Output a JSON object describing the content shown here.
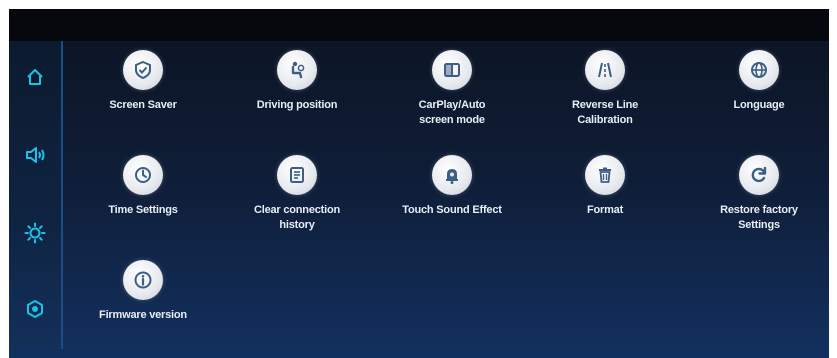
{
  "sidebar": {
    "items": [
      {
        "icon": "home-icon"
      },
      {
        "icon": "speaker-icon"
      },
      {
        "icon": "brightness-icon"
      },
      {
        "icon": "settings-icon"
      }
    ]
  },
  "settings": {
    "items": [
      {
        "label": "Screen Saver",
        "icon": "shield-check-icon"
      },
      {
        "label": "Driving position",
        "icon": "driver-seat-icon"
      },
      {
        "label": "CarPlay/Auto\nscreen mode",
        "icon": "split-screen-icon"
      },
      {
        "label": "Reverse Line\nCalibration",
        "icon": "road-lines-icon"
      },
      {
        "label": "Longuage",
        "icon": "globe-icon"
      },
      {
        "label": "Time Settings",
        "icon": "clock-icon"
      },
      {
        "label": "Clear connection\nhistory",
        "icon": "document-icon"
      },
      {
        "label": "Touch Sound Effect",
        "icon": "bell-icon"
      },
      {
        "label": "Format",
        "icon": "trash-icon"
      },
      {
        "label": "Restore factory\nSettings",
        "icon": "refresh-icon"
      },
      {
        "label": "Firmware version",
        "icon": "info-icon"
      }
    ]
  },
  "colors": {
    "accent": "#19c2e6",
    "icon_fill": "#3d5f86",
    "label_text": "#e8eef6"
  }
}
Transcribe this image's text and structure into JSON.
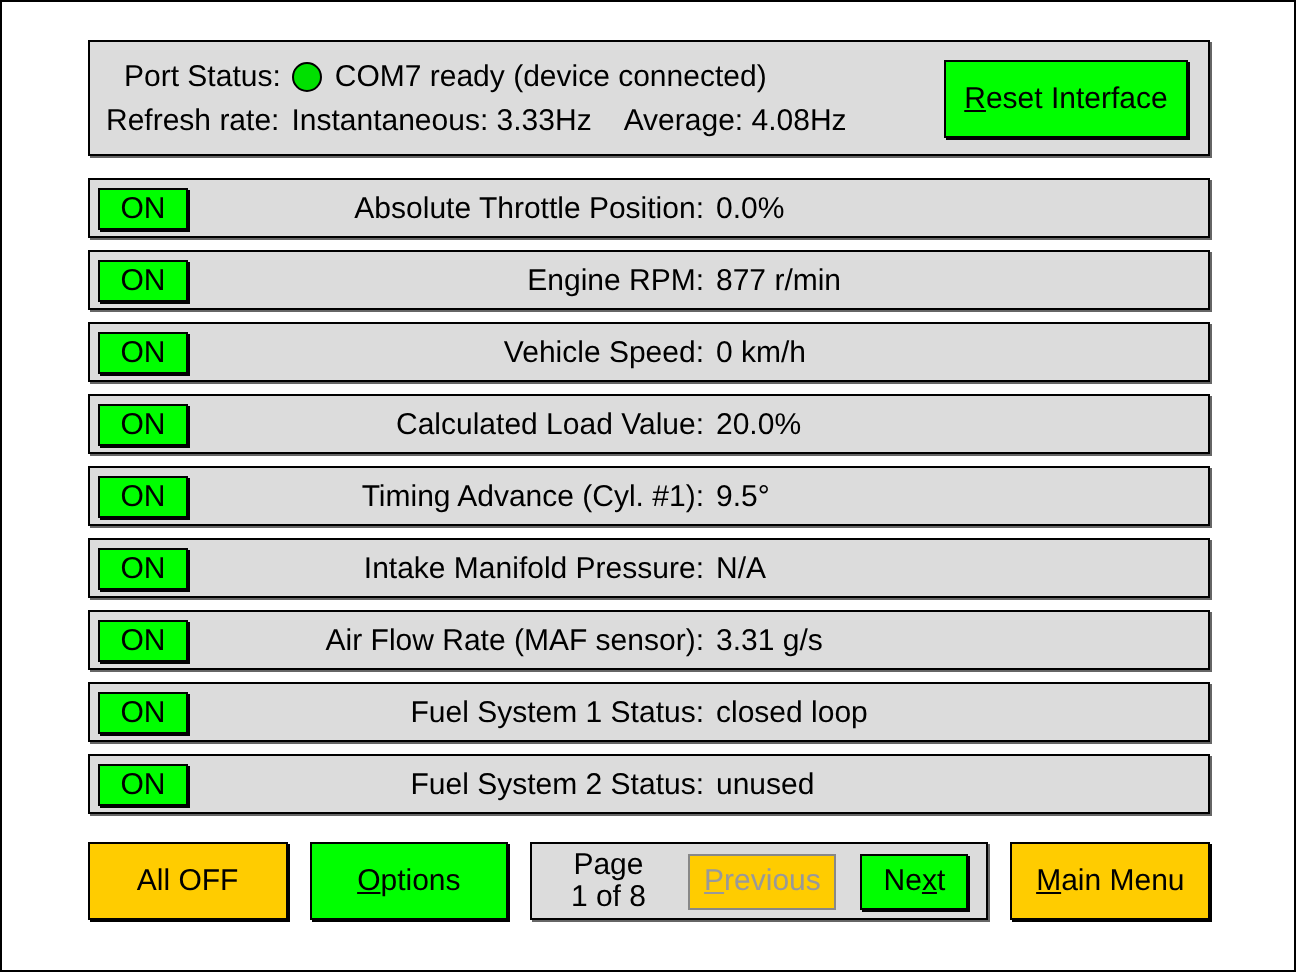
{
  "status": {
    "port_label": "Port Status:",
    "port_connected": true,
    "port_text": "COM7 ready (device connected)",
    "refresh_label": "Refresh rate:",
    "instantaneous": "Instantaneous: 3.33Hz",
    "average": "Average: 4.08Hz",
    "reset_button": {
      "key": "R",
      "after": "eset Interface"
    }
  },
  "sensors": [
    {
      "toggle": "ON",
      "on": true,
      "name": "Absolute Throttle Position:",
      "value": "0.0%"
    },
    {
      "toggle": "ON",
      "on": true,
      "name": "Engine RPM:",
      "value": "877 r/min"
    },
    {
      "toggle": "ON",
      "on": true,
      "name": "Vehicle Speed:",
      "value": "0 km/h"
    },
    {
      "toggle": "ON",
      "on": true,
      "name": "Calculated Load Value:",
      "value": "20.0%"
    },
    {
      "toggle": "ON",
      "on": true,
      "name": "Timing Advance (Cyl. #1):",
      "value": "9.5°"
    },
    {
      "toggle": "ON",
      "on": true,
      "name": "Intake Manifold Pressure:",
      "value": "N/A"
    },
    {
      "toggle": "ON",
      "on": true,
      "name": "Air Flow Rate (MAF sensor):",
      "value": "3.31 g/s"
    },
    {
      "toggle": "ON",
      "on": true,
      "name": "Fuel System 1 Status:",
      "value": "closed loop"
    },
    {
      "toggle": "ON",
      "on": true,
      "name": "Fuel System 2 Status:",
      "value": "unused"
    }
  ],
  "footer": {
    "all_off": {
      "before": "All OFF"
    },
    "options": {
      "key": "O",
      "after": "ptions"
    },
    "page_label": "Page",
    "page_count": "1 of 8",
    "previous": {
      "key": "P",
      "after": "revious"
    },
    "previous_disabled": true,
    "next": {
      "before": "Ne",
      "key": "x",
      "after": "t"
    },
    "next_disabled": false,
    "main_menu": {
      "key": "M",
      "after": "ain Menu"
    }
  }
}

**Work to do**
Extract all lines from the data in which "after" is found.

**Solution to this exercise**
      "after": "eset Interface"
      "after": "ptions"
      "after": "revious"
      "after": "t"
      "after": "ain Menu"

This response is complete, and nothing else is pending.